Available data ::
★ ★ ★ ★

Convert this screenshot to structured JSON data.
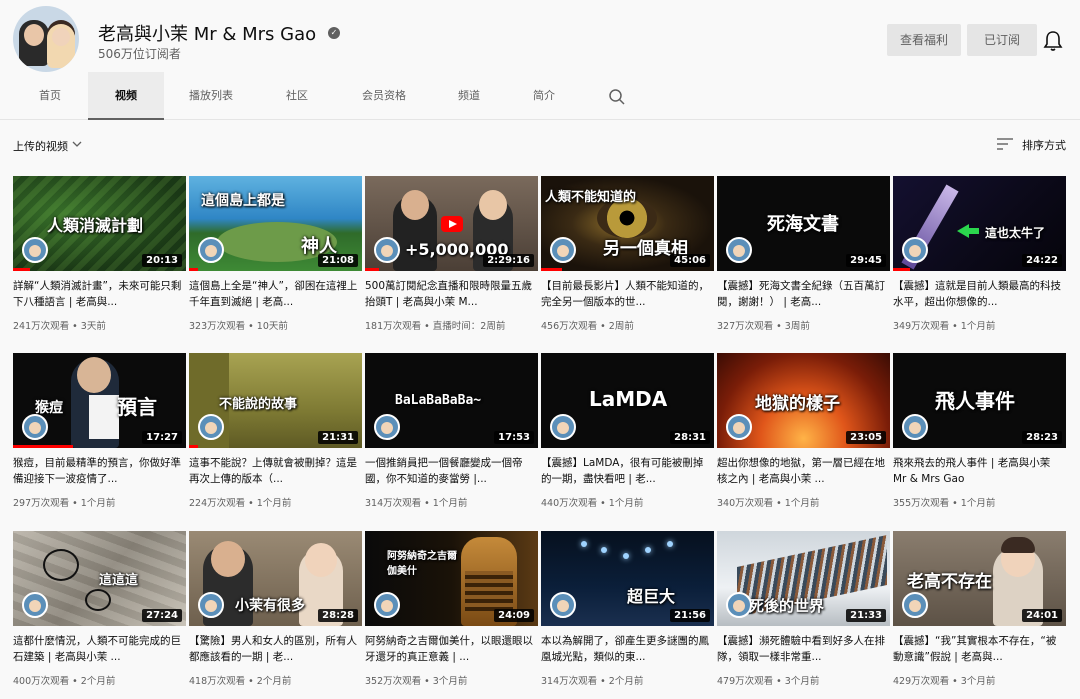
{
  "channel": {
    "name": "老高與小茉 Mr & Mrs Gao",
    "subscribers": "506万位订阅者",
    "perks_label": "查看福利",
    "subscribed_label": "已订阅"
  },
  "tabs": [
    {
      "label": "首页"
    },
    {
      "label": "视频"
    },
    {
      "label": "播放列表"
    },
    {
      "label": "社区"
    },
    {
      "label": "会员资格"
    },
    {
      "label": "频道"
    },
    {
      "label": "简介"
    }
  ],
  "filters": {
    "uploads_label": "上传的视频",
    "sort_label": "排序方式"
  },
  "videos": [
    {
      "title": "詳解“人類消滅計畫”，未來可能只剩下八種語言 | 老高與...",
      "views": "241万次观看",
      "age": "3天前",
      "duration": "20:13",
      "thumb_text": "人類消滅計劃",
      "progress": 0.1
    },
    {
      "title": "這個島上全是“神人”，卻困在這裡上千年直到滅絕 | 老高...",
      "views": "323万次观看",
      "age": "10天前",
      "duration": "21:08",
      "thumb_text_1": "這個島上都是",
      "thumb_text_2": "神人",
      "progress": 0.05
    },
    {
      "title": "500萬訂閱紀念直播和限時限量五歲抬頭T | 老高與小茉 M...",
      "views": "181万次观看",
      "age": "直播时间：2周前",
      "duration": "2:29:16",
      "thumb_text": "+5,000,000",
      "progress": 0.08
    },
    {
      "title": "【目前最長影片】人類不能知道的，完全另一個版本的世...",
      "views": "456万次观看",
      "age": "2周前",
      "duration": "45:06",
      "thumb_text_1": "人類不能知道的",
      "thumb_text_2": "另一個真相",
      "progress": 0.12
    },
    {
      "title": "【震撼】死海文書全紀錄（五百萬訂閱，謝謝！） | 老高...",
      "views": "327万次观看",
      "age": "3周前",
      "duration": "29:45",
      "thumb_text": "死海文書",
      "progress": 0
    },
    {
      "title": "【震撼】這就是目前人類最高的科技水平，超出你想像的...",
      "views": "349万次观看",
      "age": "1个月前",
      "duration": "24:22",
      "thumb_text": "這也太牛了",
      "progress": 0.1
    },
    {
      "title": "猴痘，目前最精準的預言，你做好準備迎接下一波疫情了...",
      "views": "297万次观看",
      "age": "1个月前",
      "duration": "17:27",
      "thumb_text_1": "猴痘",
      "thumb_text_2": "預言",
      "progress": 0.35
    },
    {
      "title": "這事不能說？上傳就會被刪掉？這是再次上傳的版本（...",
      "views": "224万次观看",
      "age": "1个月前",
      "duration": "21:31",
      "thumb_text": "不能說的故事",
      "progress": 0.05
    },
    {
      "title": "一個推銷員把一個餐廳變成一個帝國，你不知道的麥當勞 |...",
      "views": "314万次观看",
      "age": "1个月前",
      "duration": "17:53",
      "thumb_text": "BaLaBaBaBa~",
      "progress": 0
    },
    {
      "title": "【震撼】LaMDA，很有可能被刪掉的一期，盡快看吧 | 老...",
      "views": "440万次观看",
      "age": "1个月前",
      "duration": "28:31",
      "thumb_text": "LaMDA",
      "progress": 0
    },
    {
      "title": "超出你想像的地獄，第一層已經在地核之內 | 老高與小茉 ...",
      "views": "340万次观看",
      "age": "1个月前",
      "duration": "23:05",
      "thumb_text": "地獄的樣子",
      "progress": 0
    },
    {
      "title": "飛來飛去的飛人事件 | 老高與小茉 Mr & Mrs Gao",
      "views": "355万次观看",
      "age": "1个月前",
      "duration": "28:23",
      "thumb_text": "飛人事件",
      "progress": 0
    },
    {
      "title": "這都什麼情況，人類不可能完成的巨石建築 | 老高與小茉 ...",
      "views": "400万次观看",
      "age": "2个月前",
      "duration": "27:24",
      "thumb_text": "這這這",
      "progress": 0
    },
    {
      "title": "【驚險】男人和女人的區別，所有人都應該看的一期 | 老...",
      "views": "418万次观看",
      "age": "2个月前",
      "duration": "28:28",
      "thumb_text": "小茉有很多",
      "progress": 0
    },
    {
      "title": "阿努納奇之吉爾伽美什，以眼還眼以牙還牙的真正意義 | ...",
      "views": "352万次观看",
      "age": "3个月前",
      "duration": "24:09",
      "thumb_text": "阿努納奇之吉爾伽美什",
      "progress": 0
    },
    {
      "title": "本以為解開了，卻產生更多謎團的鳳凰城光點，類似的東...",
      "views": "314万次观看",
      "age": "2个月前",
      "duration": "21:56",
      "thumb_text": "超巨大",
      "progress": 0
    },
    {
      "title": "【震撼】瀕死體驗中看到好多人在排隊，領取一樣非常重...",
      "views": "479万次观看",
      "age": "3个月前",
      "duration": "21:33",
      "thumb_text": "死後的世界",
      "progress": 0
    },
    {
      "title": "【震撼】“我”其實根本不存在，“被動意識”假說 | 老高與...",
      "views": "429万次观看",
      "age": "3个月前",
      "duration": "24:01",
      "thumb_text": "老高不存在",
      "progress": 0
    }
  ],
  "meta_sep": " • "
}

★ ★ ★ ★

Directions :: From the listing above, pick out every line containing "阿努納奇之吉爾伽美什".

Exercise solution ::
      "title": "阿努納奇之吉爾伽美什，以眼還眼以牙還牙的真正意義 | ...",
      "thumb_text": "阿努納奇之吉爾伽美什",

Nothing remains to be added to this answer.